- Exercise task -
In the material below, identify each line bearing the word "Sylvia". Reproduce those lines.

- Recorded data -

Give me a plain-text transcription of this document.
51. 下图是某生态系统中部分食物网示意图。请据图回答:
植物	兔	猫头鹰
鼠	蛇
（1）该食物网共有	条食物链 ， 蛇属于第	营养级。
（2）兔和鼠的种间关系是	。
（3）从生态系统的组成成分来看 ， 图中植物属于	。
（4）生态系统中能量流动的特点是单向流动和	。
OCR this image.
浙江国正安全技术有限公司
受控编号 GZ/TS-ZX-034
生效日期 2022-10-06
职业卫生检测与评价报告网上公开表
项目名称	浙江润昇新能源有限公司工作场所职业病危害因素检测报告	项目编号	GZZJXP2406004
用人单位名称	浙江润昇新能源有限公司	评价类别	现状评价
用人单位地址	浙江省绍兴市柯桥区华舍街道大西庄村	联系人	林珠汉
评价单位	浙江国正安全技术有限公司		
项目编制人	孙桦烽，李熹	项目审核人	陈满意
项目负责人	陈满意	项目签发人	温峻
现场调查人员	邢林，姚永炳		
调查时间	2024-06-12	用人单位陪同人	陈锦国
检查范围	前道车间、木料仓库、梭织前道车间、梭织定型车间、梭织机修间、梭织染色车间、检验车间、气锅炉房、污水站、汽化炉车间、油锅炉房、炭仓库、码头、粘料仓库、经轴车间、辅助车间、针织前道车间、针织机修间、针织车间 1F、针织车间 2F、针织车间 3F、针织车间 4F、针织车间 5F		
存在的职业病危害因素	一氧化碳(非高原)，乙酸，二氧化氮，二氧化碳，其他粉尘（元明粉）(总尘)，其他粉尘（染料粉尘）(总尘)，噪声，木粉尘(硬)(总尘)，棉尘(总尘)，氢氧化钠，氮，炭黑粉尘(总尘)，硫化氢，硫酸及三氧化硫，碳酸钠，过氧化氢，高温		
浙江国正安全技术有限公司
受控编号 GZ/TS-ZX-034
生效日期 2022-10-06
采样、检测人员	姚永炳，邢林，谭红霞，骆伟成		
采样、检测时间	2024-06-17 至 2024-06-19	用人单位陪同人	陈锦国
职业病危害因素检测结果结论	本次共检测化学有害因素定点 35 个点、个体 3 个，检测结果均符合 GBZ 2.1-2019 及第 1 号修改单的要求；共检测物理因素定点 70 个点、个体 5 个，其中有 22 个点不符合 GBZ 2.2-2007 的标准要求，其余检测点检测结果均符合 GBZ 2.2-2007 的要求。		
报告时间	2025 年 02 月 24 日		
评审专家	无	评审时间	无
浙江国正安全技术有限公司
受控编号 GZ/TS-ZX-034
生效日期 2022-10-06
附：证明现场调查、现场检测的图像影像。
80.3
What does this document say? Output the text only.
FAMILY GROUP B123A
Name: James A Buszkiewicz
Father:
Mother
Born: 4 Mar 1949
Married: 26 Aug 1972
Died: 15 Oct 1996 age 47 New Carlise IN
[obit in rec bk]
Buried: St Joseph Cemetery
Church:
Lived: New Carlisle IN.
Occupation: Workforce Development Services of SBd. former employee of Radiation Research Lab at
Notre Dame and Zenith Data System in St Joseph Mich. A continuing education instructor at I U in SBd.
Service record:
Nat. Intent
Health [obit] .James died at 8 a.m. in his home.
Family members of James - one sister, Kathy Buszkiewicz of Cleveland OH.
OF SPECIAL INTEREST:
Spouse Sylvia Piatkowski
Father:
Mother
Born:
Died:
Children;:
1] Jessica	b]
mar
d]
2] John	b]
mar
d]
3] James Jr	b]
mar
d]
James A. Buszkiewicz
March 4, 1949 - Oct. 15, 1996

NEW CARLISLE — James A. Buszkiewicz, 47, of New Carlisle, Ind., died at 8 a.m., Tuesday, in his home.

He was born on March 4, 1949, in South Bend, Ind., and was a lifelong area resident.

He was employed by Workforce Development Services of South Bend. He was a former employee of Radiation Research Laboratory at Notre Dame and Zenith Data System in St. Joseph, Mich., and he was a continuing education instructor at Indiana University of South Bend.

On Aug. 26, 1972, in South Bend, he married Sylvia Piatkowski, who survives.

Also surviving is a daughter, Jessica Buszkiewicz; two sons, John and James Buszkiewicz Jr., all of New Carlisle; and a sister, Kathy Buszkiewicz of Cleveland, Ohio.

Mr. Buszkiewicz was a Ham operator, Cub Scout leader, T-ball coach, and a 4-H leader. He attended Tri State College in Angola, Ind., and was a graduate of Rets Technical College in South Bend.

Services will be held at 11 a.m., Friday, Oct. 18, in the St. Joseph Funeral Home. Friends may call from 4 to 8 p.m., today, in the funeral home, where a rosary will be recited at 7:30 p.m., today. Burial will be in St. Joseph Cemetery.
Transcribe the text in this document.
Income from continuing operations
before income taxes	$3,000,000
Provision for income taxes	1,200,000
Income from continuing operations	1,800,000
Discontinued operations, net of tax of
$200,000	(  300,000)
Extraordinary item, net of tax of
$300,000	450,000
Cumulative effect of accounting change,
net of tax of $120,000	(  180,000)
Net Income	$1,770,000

- Exercise response -
Spouse Sylvia Piatkowski
On Aug. 26, 1972, in South Bend, he married Sylvia Piatkowski, who survives.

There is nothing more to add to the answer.